THE REQUEST ▸ Return all lines with the word "this" in them.

RECORDS SUPPLIED ▸

********************

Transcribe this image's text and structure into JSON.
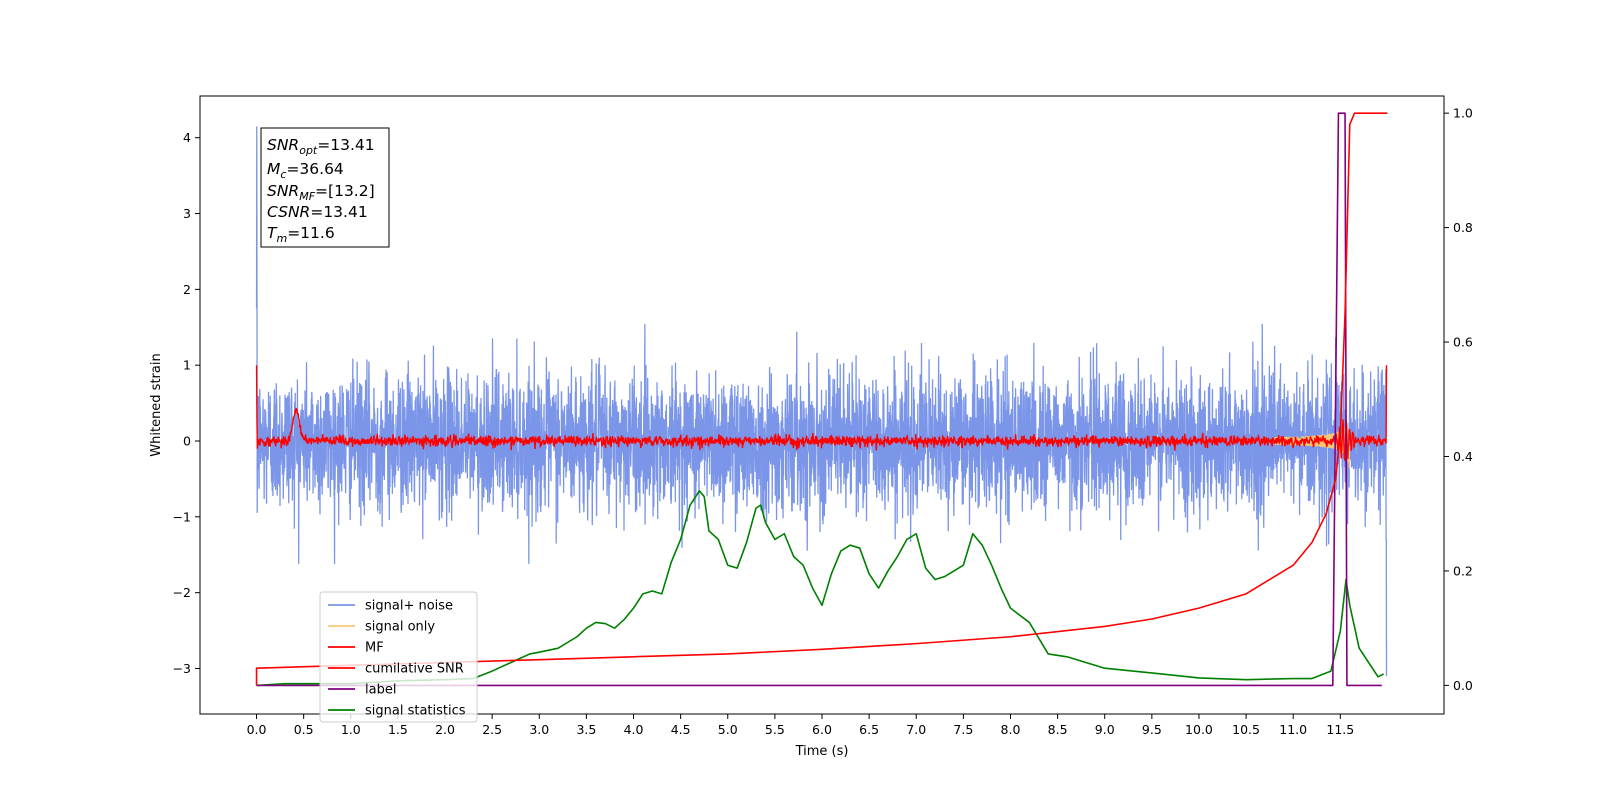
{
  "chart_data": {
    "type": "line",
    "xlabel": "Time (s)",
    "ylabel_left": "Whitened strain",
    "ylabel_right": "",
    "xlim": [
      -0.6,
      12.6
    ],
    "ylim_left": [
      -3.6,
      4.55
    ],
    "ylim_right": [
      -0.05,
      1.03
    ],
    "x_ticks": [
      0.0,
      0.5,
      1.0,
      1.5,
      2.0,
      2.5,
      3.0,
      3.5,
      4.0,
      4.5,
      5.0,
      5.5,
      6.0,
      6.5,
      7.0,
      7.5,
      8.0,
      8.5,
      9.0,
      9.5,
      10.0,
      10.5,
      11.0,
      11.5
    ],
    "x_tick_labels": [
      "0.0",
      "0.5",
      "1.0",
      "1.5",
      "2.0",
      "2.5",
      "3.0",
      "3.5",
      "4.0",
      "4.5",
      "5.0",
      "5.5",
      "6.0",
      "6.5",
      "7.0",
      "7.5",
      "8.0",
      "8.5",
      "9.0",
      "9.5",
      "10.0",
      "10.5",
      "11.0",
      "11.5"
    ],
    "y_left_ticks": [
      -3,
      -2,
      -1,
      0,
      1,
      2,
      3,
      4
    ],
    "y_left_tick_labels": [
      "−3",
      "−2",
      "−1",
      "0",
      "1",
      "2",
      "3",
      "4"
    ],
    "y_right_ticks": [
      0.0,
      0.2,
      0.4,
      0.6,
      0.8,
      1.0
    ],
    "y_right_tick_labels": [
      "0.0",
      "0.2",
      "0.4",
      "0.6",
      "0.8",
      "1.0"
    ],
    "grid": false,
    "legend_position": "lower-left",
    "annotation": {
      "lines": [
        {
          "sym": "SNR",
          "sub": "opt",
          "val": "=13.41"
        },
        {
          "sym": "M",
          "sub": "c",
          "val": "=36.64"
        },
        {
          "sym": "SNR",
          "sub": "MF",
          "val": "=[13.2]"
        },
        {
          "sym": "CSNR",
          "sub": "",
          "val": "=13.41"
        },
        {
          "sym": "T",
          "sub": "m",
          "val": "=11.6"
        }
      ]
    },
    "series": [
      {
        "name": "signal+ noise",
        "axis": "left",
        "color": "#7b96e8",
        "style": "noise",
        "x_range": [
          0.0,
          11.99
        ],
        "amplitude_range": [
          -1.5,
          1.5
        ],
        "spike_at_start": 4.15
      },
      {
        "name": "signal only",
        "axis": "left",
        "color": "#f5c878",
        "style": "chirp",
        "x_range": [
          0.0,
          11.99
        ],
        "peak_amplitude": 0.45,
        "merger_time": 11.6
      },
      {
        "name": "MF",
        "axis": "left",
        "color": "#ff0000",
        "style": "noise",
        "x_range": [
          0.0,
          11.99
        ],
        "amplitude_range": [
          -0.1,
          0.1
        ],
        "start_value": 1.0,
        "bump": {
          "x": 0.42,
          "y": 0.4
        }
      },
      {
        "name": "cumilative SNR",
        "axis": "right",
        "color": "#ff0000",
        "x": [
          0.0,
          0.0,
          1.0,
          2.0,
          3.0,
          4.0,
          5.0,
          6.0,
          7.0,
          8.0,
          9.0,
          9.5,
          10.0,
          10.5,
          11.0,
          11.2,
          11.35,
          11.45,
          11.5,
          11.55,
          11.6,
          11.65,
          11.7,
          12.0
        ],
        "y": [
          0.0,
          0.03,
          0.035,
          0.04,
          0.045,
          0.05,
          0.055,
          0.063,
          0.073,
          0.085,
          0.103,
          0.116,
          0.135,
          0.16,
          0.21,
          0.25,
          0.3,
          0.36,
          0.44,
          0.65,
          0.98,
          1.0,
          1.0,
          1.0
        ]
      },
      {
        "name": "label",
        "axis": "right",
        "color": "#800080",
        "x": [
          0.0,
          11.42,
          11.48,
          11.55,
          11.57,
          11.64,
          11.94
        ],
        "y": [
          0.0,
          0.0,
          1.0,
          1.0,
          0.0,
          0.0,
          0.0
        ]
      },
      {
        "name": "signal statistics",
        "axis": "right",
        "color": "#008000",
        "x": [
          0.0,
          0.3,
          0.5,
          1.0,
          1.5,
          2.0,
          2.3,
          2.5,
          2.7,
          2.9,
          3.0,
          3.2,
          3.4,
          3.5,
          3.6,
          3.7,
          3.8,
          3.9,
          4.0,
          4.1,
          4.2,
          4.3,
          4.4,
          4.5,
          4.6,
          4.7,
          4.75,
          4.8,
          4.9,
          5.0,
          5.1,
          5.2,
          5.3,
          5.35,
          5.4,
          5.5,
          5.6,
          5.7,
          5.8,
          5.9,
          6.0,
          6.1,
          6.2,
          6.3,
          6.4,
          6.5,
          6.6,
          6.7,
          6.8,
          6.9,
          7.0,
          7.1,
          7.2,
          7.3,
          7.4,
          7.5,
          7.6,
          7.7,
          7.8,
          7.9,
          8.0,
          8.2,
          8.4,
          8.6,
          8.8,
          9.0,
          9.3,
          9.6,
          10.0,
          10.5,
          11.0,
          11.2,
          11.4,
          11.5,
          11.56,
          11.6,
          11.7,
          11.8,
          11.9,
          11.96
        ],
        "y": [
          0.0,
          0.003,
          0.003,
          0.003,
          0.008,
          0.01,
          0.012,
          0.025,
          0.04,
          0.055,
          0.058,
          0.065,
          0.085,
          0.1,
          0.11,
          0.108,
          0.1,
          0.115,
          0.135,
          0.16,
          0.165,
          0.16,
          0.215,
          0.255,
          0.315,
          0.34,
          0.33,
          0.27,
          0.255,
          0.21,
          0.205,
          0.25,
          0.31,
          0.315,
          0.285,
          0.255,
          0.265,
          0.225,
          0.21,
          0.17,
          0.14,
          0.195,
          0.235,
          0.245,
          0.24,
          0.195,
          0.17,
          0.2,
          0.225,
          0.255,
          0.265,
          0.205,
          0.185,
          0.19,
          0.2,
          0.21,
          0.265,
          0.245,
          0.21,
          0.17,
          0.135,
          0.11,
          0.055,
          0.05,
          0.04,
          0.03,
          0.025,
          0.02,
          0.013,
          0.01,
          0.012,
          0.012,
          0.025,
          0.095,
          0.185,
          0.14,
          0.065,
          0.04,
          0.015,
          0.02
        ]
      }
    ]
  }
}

********************

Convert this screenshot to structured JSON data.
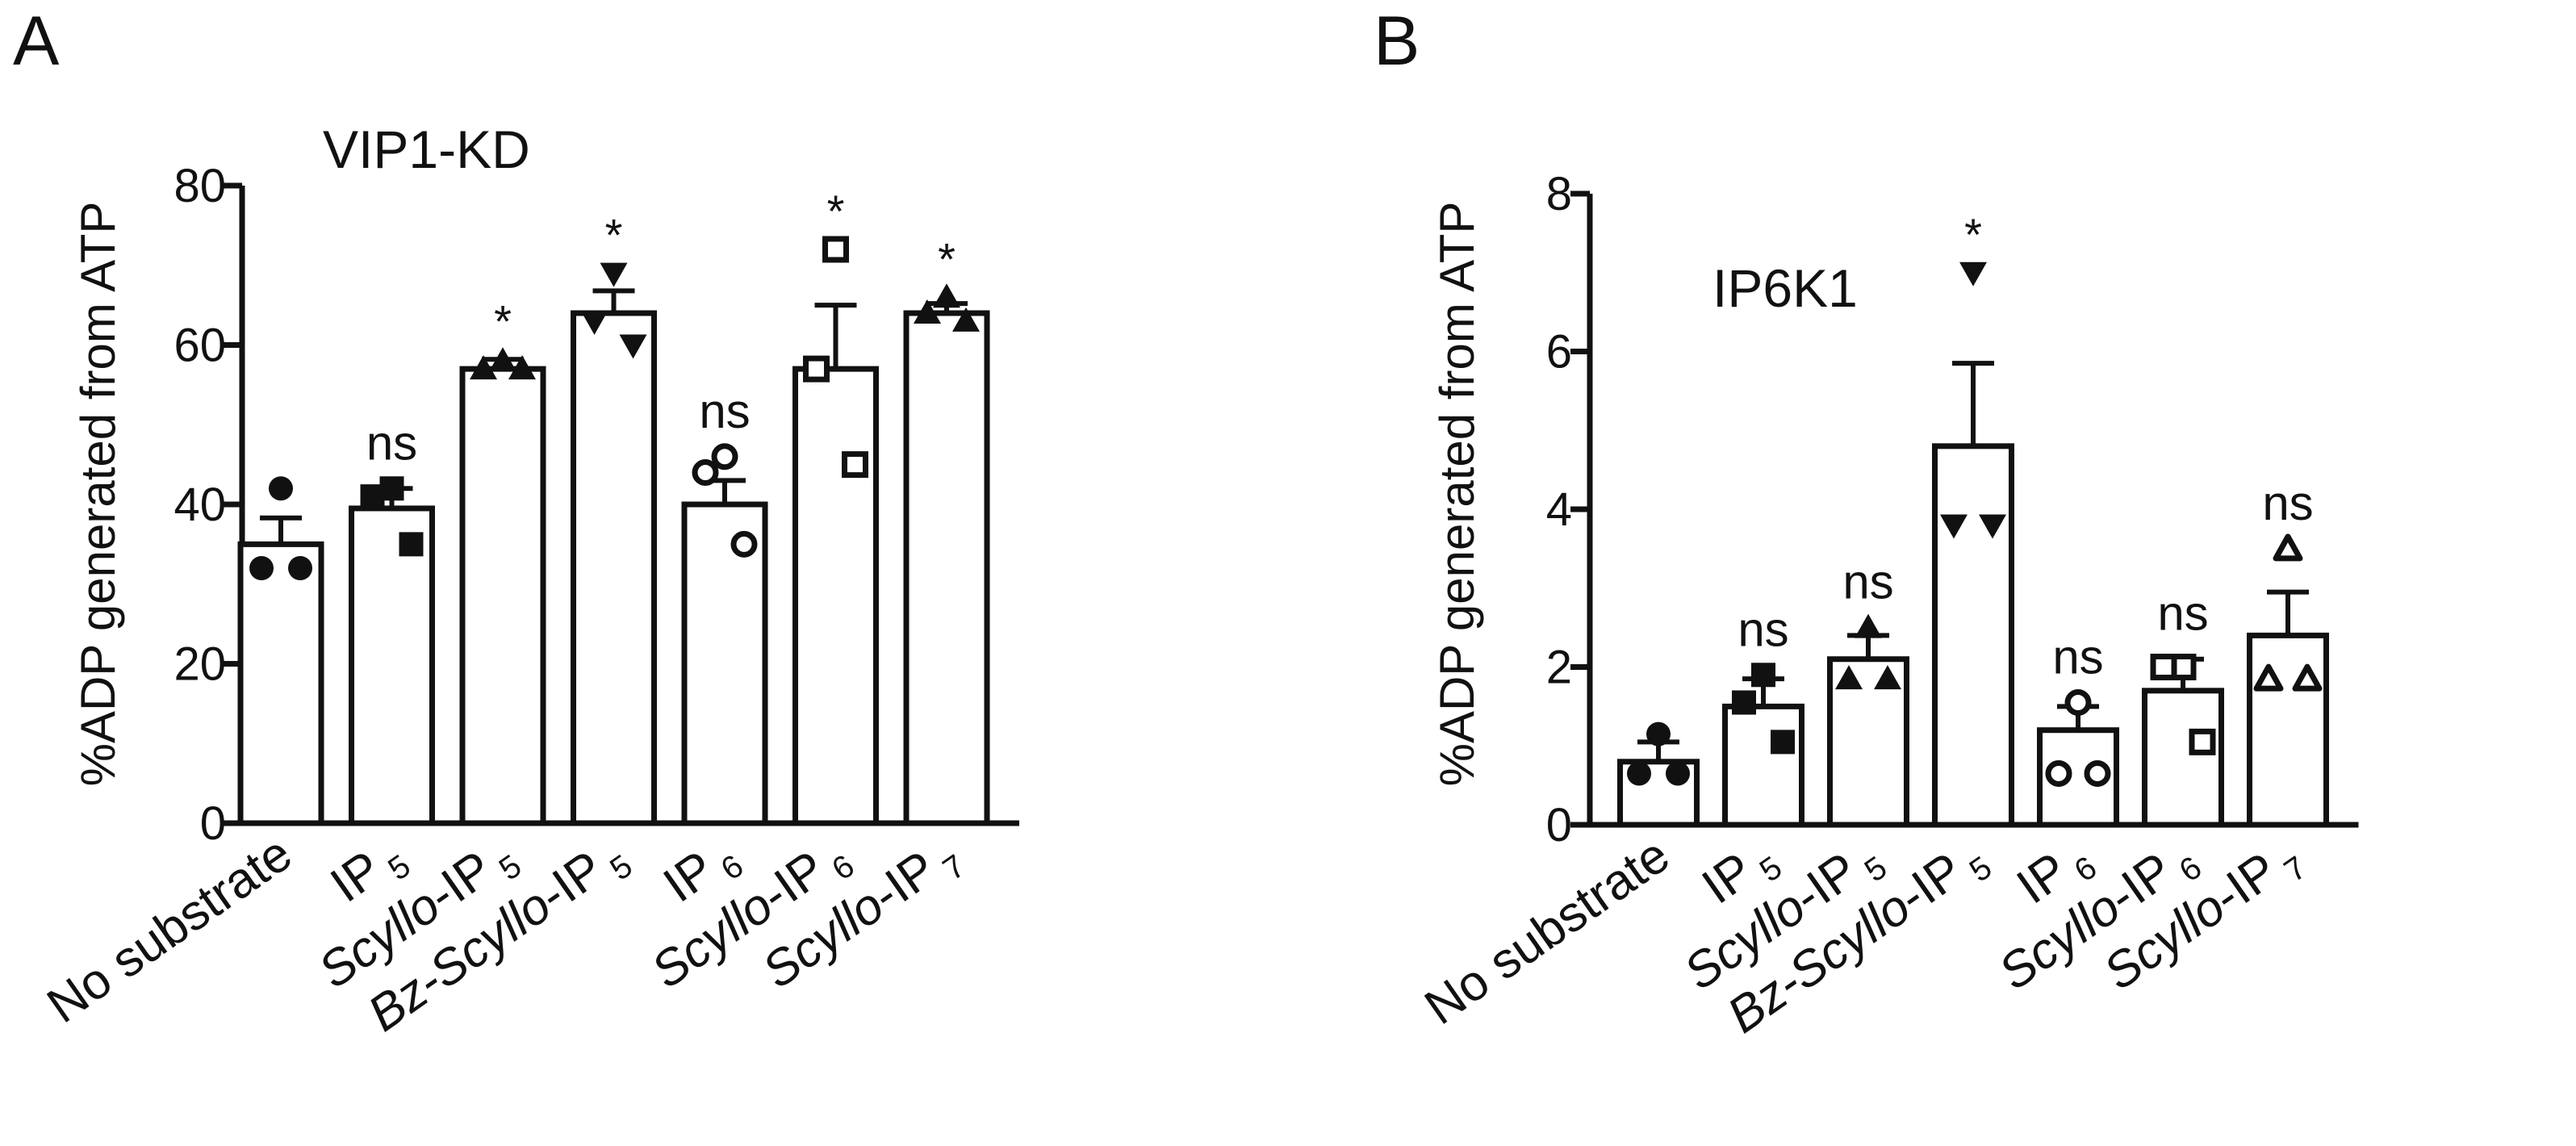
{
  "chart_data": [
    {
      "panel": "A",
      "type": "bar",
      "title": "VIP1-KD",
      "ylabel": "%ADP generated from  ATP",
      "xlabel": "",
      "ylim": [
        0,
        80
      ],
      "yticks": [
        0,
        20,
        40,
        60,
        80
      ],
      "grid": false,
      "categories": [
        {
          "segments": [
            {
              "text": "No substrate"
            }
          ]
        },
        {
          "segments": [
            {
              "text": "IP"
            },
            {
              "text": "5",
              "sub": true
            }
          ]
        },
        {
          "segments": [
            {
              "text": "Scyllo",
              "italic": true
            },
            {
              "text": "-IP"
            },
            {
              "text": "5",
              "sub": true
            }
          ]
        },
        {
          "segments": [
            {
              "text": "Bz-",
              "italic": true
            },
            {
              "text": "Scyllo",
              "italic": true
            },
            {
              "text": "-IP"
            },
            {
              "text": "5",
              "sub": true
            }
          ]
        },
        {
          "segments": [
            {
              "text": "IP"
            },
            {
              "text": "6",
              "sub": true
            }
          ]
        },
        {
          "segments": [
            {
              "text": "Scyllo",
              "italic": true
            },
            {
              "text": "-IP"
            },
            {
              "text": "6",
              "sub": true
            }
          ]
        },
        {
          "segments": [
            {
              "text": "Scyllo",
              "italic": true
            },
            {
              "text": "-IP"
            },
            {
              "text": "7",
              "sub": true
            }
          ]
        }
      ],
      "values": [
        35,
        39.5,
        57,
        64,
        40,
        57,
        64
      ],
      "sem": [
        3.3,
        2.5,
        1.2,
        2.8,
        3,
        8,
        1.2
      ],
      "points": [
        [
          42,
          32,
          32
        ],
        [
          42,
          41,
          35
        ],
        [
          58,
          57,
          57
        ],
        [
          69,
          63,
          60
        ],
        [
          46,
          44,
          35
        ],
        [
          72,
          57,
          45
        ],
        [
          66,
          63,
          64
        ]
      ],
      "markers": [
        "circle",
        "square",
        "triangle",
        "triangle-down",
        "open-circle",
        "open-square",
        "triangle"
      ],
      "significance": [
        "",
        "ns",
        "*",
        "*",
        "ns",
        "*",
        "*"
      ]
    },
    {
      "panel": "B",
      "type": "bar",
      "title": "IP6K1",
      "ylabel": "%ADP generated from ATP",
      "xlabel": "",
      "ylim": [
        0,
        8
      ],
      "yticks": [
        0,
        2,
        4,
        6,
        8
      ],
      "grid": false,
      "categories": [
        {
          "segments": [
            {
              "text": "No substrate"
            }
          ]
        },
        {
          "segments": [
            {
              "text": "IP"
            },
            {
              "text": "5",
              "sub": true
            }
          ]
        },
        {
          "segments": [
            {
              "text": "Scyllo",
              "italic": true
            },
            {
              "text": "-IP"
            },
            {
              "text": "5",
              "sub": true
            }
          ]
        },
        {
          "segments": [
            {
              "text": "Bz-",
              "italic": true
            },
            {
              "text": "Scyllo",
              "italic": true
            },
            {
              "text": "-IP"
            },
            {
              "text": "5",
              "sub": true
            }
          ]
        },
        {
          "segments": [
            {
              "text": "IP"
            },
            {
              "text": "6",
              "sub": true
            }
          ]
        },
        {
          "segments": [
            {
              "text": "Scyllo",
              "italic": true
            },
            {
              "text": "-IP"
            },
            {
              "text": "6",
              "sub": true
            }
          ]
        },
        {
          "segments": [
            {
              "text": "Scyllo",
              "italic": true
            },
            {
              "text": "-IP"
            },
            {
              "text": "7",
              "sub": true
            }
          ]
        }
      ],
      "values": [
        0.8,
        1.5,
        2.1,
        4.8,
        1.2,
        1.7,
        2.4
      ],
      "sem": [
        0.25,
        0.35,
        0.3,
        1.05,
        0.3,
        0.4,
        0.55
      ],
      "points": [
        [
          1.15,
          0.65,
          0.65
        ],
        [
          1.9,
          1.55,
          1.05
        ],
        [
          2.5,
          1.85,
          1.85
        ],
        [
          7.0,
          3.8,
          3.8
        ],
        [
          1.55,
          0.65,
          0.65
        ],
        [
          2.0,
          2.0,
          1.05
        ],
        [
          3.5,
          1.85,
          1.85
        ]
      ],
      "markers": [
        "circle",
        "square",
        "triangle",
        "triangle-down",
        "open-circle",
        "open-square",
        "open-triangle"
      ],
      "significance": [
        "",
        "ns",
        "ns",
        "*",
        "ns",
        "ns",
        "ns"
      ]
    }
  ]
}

********************

ANSWER BELOW ▸
Transcribe this image's text and structure into JSON.
Convert this screenshot to structured JSON data.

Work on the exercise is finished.